§ **TASK OBJECTIVE**
Transcribe the comment thread excerpt from "I've been building" up to and including "plugin for Claude/Cursor.", preserving its wording and punctuation without alteration.

§ **DOCUMENT SEGMENT**
☆ ☆ ☆ ☆ ☆ ☆ ☆

I've been building MemoryLane (https://github.com/deusXmachina-dev/memorylane) which comes at this from the other side - it records screen activity, spots repeated patterns with AI, and then tells you "hey you keep doing this, want to automate it?" Works as an MCP plugin for Claude/Cursor.
Feels like pattern detection (finding what to automate) + browser agents like yours (actually doing the automation) is the right combo. Are you thinking about the discovery side at all, or mostly focused on execution?
Structuring the task prompt into named blocks (objective, constraints, expected output format per step) before the workflow starts makes each step much more reliable. The agent has less to infer.
Built github.com/Nyrok/flompt to help with this, a visual builder that decomposes instructions into semantic blocks and compiles to Claude-optimized XML. Useful for defining the "task shape" before handing it to an agent.
So the model isn’t carrying the whole instruction chain across multiple steps, it’s just solving the current task. Similar pattern to what tools like Codex CLI or Claude Code do.
I mitigate it by giving the agent a fixed action set (no scripts, no direct API calls), and breaking tasks into focused subtasks so no single agent has broad scope. The LLM prioritises its own instructions over page content, but if someone managed to hijack it, the agent can interact with authenticated sessions. Everything's visible in real time though, and all actions are logged, so you can see exactly what it's doing and kill it.

☆ ☆ ☆ ☆ ☆ ☆ ☆

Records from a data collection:
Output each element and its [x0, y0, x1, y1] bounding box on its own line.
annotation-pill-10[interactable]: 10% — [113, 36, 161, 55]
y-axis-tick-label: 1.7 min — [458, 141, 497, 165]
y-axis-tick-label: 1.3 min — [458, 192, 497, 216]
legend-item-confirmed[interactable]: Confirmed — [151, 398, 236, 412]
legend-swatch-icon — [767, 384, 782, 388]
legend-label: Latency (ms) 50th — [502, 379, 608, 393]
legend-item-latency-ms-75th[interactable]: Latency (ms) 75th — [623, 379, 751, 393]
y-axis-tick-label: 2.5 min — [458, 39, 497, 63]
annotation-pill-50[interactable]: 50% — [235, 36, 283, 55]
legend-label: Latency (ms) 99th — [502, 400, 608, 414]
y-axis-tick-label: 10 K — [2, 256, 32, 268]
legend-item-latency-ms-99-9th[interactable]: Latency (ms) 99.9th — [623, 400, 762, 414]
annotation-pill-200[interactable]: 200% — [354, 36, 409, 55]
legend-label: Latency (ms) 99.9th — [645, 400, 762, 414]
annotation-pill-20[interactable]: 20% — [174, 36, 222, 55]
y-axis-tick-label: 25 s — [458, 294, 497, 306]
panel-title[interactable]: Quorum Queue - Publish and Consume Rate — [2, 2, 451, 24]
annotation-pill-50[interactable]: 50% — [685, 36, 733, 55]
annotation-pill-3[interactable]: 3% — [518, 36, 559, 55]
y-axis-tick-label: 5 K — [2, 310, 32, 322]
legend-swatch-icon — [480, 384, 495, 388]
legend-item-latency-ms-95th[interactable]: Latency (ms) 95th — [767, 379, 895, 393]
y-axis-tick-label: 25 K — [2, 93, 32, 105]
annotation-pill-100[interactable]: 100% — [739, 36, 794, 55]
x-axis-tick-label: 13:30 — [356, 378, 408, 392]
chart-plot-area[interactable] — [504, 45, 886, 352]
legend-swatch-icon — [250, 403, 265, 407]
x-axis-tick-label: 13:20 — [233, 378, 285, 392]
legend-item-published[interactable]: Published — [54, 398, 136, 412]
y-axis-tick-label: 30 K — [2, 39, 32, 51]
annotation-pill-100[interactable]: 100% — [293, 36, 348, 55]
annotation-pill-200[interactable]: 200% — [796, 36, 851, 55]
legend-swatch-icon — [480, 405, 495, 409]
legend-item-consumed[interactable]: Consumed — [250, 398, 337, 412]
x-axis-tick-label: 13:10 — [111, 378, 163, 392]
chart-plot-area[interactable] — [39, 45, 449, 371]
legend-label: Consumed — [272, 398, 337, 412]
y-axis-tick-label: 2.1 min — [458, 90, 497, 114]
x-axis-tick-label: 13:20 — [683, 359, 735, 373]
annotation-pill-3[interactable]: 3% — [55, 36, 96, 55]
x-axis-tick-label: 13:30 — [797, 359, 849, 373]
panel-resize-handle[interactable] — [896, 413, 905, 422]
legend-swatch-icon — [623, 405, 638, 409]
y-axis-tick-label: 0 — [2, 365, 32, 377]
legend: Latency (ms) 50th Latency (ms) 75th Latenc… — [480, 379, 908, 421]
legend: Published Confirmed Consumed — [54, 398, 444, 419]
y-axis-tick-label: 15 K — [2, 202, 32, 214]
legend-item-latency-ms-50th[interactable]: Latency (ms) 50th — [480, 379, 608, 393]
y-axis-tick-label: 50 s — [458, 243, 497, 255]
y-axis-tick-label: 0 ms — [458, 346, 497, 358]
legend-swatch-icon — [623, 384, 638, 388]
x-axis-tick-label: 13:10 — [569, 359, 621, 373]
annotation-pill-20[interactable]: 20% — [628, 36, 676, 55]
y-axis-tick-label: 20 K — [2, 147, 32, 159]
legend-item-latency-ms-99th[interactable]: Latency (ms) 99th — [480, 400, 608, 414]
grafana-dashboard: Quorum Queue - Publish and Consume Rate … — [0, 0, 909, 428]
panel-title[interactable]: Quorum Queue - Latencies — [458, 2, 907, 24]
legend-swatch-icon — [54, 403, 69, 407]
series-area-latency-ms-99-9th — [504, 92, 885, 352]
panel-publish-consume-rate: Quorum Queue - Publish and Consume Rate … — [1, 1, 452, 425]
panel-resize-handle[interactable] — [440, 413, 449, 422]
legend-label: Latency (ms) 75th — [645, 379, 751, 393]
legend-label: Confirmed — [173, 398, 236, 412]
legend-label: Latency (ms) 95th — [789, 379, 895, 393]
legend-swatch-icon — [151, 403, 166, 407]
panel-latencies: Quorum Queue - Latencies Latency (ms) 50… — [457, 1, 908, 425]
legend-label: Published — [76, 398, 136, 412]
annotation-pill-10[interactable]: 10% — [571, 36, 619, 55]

☆ ☆ ☆ ☆ ☆ ☆ ☆

§ **EXERCISE SOLUTION**
I've been building MemoryLane (https://github.com/deusXmachina-dev/memorylane) which comes at this from the other side - it records screen activity, spots repeated patterns with AI, and then tells you "hey you keep doing this, want to automate it?" Works as an MCP plugin for Claude/Cursor.